Exercise aim
Give every entry again, word for word and in full.

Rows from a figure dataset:
^^^^

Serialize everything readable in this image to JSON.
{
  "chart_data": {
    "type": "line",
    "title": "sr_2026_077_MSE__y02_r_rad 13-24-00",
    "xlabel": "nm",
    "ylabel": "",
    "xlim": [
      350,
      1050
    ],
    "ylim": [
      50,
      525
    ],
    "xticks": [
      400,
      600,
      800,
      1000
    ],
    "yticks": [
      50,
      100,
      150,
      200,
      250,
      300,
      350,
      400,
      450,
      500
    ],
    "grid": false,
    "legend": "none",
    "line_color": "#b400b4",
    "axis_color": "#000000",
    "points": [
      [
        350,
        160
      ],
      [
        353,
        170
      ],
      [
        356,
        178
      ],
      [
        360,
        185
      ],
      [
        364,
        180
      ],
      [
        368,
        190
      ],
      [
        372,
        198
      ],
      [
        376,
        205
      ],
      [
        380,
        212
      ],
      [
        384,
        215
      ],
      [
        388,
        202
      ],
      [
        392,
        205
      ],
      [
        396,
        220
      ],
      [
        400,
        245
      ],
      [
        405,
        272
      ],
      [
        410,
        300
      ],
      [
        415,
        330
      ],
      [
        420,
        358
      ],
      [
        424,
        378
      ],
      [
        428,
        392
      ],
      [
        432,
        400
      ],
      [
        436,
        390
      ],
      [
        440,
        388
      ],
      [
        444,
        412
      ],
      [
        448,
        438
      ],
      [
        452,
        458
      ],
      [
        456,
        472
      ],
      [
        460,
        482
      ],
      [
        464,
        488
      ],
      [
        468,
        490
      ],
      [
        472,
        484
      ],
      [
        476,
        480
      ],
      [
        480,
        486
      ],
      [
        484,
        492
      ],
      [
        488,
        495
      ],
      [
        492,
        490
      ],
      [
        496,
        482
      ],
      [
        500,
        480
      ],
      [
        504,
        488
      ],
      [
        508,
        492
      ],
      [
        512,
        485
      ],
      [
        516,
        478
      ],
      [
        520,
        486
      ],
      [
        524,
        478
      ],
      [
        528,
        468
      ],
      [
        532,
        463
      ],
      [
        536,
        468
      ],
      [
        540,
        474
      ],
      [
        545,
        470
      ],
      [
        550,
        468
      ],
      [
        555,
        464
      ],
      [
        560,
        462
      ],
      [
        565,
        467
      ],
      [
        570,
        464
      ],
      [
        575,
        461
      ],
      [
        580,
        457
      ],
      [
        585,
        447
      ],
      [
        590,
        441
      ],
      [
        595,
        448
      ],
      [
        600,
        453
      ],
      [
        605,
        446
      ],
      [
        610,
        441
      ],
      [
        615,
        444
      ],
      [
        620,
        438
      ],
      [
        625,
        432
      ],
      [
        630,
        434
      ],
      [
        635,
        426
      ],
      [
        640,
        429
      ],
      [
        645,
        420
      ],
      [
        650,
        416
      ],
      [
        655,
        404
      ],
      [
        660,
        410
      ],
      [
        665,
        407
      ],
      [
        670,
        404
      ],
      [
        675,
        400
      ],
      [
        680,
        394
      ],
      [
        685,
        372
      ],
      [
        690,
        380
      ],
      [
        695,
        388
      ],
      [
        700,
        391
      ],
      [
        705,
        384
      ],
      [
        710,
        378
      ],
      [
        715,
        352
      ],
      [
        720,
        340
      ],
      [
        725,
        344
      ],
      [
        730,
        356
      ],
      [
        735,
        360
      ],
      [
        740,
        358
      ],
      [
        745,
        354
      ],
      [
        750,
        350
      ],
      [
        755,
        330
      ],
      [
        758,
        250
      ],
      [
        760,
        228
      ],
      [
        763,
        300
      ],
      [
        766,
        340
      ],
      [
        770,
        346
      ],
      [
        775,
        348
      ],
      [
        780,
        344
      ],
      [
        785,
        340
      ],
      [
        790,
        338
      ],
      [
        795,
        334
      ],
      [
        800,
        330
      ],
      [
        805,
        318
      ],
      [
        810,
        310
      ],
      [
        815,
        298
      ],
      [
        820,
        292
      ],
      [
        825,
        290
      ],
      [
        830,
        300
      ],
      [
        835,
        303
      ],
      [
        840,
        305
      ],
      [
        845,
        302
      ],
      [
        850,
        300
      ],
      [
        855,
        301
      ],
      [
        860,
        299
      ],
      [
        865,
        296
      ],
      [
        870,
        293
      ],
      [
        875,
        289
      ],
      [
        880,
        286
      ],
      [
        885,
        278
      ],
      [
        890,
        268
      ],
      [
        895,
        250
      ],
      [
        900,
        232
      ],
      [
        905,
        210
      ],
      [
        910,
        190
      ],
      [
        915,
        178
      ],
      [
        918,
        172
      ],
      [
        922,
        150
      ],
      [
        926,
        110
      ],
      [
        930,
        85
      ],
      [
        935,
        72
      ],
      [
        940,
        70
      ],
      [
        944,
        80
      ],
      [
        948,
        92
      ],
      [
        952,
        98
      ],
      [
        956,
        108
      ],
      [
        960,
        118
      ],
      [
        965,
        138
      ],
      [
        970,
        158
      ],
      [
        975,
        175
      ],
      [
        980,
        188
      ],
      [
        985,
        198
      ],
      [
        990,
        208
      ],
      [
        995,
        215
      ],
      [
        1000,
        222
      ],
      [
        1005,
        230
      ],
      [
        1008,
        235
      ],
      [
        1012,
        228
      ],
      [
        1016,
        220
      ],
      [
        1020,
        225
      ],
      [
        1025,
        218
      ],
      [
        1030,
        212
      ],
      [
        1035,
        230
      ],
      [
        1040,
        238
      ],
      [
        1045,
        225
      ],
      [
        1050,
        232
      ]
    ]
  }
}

^^^^

Reply
Serialize everything readable in this image to JSON.
{
  "chart_data": {
    "type": "line",
    "title": "sr_2026_077_MSE__y02_r_rad 13-24-00",
    "xlabel": "nm",
    "ylabel": "",
    "xlim": [
      350,
      1050
    ],
    "ylim": [
      50,
      525
    ],
    "xticks": [
      400,
      600,
      800,
      1000
    ],
    "yticks": [
      50,
      100,
      150,
      200,
      250,
      300,
      350,
      400,
      450,
      500
    ],
    "grid": false,
    "legend": "none",
    "line_color": "#b400b4",
    "axis_color": "#000000",
    "points": [
      [
        350,
        160
      ],
      [
        353,
        170
      ],
      [
        356,
        178
      ],
      [
        360,
        185
      ],
      [
        364,
        180
      ],
      [
        368,
        190
      ],
      [
        372,
        198
      ],
      [
        376,
        205
      ],
      [
        380,
        212
      ],
      [
        384,
        215
      ],
      [
        388,
        202
      ],
      [
        392,
        205
      ],
      [
        396,
        220
      ],
      [
        400,
        245
      ],
      [
        405,
        272
      ],
      [
        410,
        300
      ],
      [
        415,
        330
      ],
      [
        420,
        358
      ],
      [
        424,
        378
      ],
      [
        428,
        392
      ],
      [
        432,
        400
      ],
      [
        436,
        390
      ],
      [
        440,
        388
      ],
      [
        444,
        412
      ],
      [
        448,
        438
      ],
      [
        452,
        458
      ],
      [
        456,
        472
      ],
      [
        460,
        482
      ],
      [
        464,
        488
      ],
      [
        468,
        490
      ],
      [
        472,
        484
      ],
      [
        476,
        480
      ],
      [
        480,
        486
      ],
      [
        484,
        492
      ],
      [
        488,
        495
      ],
      [
        492,
        490
      ],
      [
        496,
        482
      ],
      [
        500,
        480
      ],
      [
        504,
        488
      ],
      [
        508,
        492
      ],
      [
        512,
        485
      ],
      [
        516,
        478
      ],
      [
        520,
        486
      ],
      [
        524,
        478
      ],
      [
        528,
        468
      ],
      [
        532,
        463
      ],
      [
        536,
        468
      ],
      [
        540,
        474
      ],
      [
        545,
        470
      ],
      [
        550,
        468
      ],
      [
        555,
        464
      ],
      [
        560,
        462
      ],
      [
        565,
        467
      ],
      [
        570,
        464
      ],
      [
        575,
        461
      ],
      [
        580,
        457
      ],
      [
        585,
        447
      ],
      [
        590,
        441
      ],
      [
        595,
        448
      ],
      [
        600,
        453
      ],
      [
        605,
        446
      ],
      [
        610,
        441
      ],
      [
        615,
        444
      ],
      [
        620,
        438
      ],
      [
        625,
        432
      ],
      [
        630,
        434
      ],
      [
        635,
        426
      ],
      [
        640,
        429
      ],
      [
        645,
        420
      ],
      [
        650,
        416
      ],
      [
        655,
        404
      ],
      [
        660,
        410
      ],
      [
        665,
        407
      ],
      [
        670,
        404
      ],
      [
        675,
        400
      ],
      [
        680,
        394
      ],
      [
        685,
        372
      ],
      [
        690,
        380
      ],
      [
        695,
        388
      ],
      [
        700,
        391
      ],
      [
        705,
        384
      ],
      [
        710,
        378
      ],
      [
        715,
        352
      ],
      [
        720,
        340
      ],
      [
        725,
        344
      ],
      [
        730,
        356
      ],
      [
        735,
        360
      ],
      [
        740,
        358
      ],
      [
        745,
        354
      ],
      [
        750,
        350
      ],
      [
        755,
        330
      ],
      [
        758,
        250
      ],
      [
        760,
        228
      ],
      [
        763,
        300
      ],
      [
        766,
        340
      ],
      [
        770,
        346
      ],
      [
        775,
        348
      ],
      [
        780,
        344
      ],
      [
        785,
        340
      ],
      [
        790,
        338
      ],
      [
        795,
        334
      ],
      [
        800,
        330
      ],
      [
        805,
        318
      ],
      [
        810,
        310
      ],
      [
        815,
        298
      ],
      [
        820,
        292
      ],
      [
        825,
        290
      ],
      [
        830,
        300
      ],
      [
        835,
        303
      ],
      [
        840,
        305
      ],
      [
        845,
        302
      ],
      [
        850,
        300
      ],
      [
        855,
        301
      ],
      [
        860,
        299
      ],
      [
        865,
        296
      ],
      [
        870,
        293
      ],
      [
        875,
        289
      ],
      [
        880,
        286
      ],
      [
        885,
        278
      ],
      [
        890,
        268
      ],
      [
        895,
        250
      ],
      [
        900,
        232
      ],
      [
        905,
        210
      ],
      [
        910,
        190
      ],
      [
        915,
        178
      ],
      [
        918,
        172
      ],
      [
        922,
        150
      ],
      [
        926,
        110
      ],
      [
        930,
        85
      ],
      [
        935,
        72
      ],
      [
        940,
        70
      ],
      [
        944,
        80
      ],
      [
        948,
        92
      ],
      [
        952,
        98
      ],
      [
        956,
        108
      ],
      [
        960,
        118
      ],
      [
        965,
        138
      ],
      [
        970,
        158
      ],
      [
        975,
        175
      ],
      [
        980,
        188
      ],
      [
        985,
        198
      ],
      [
        990,
        208
      ],
      [
        995,
        215
      ],
      [
        1000,
        222
      ],
      [
        1005,
        230
      ],
      [
        1008,
        235
      ],
      [
        1012,
        228
      ],
      [
        1016,
        220
      ],
      [
        1020,
        225
      ],
      [
        1025,
        218
      ],
      [
        1030,
        212
      ],
      [
        1035,
        230
      ],
      [
        1040,
        238
      ],
      [
        1045,
        225
      ],
      [
        1050,
        232
      ]
    ]
  }
}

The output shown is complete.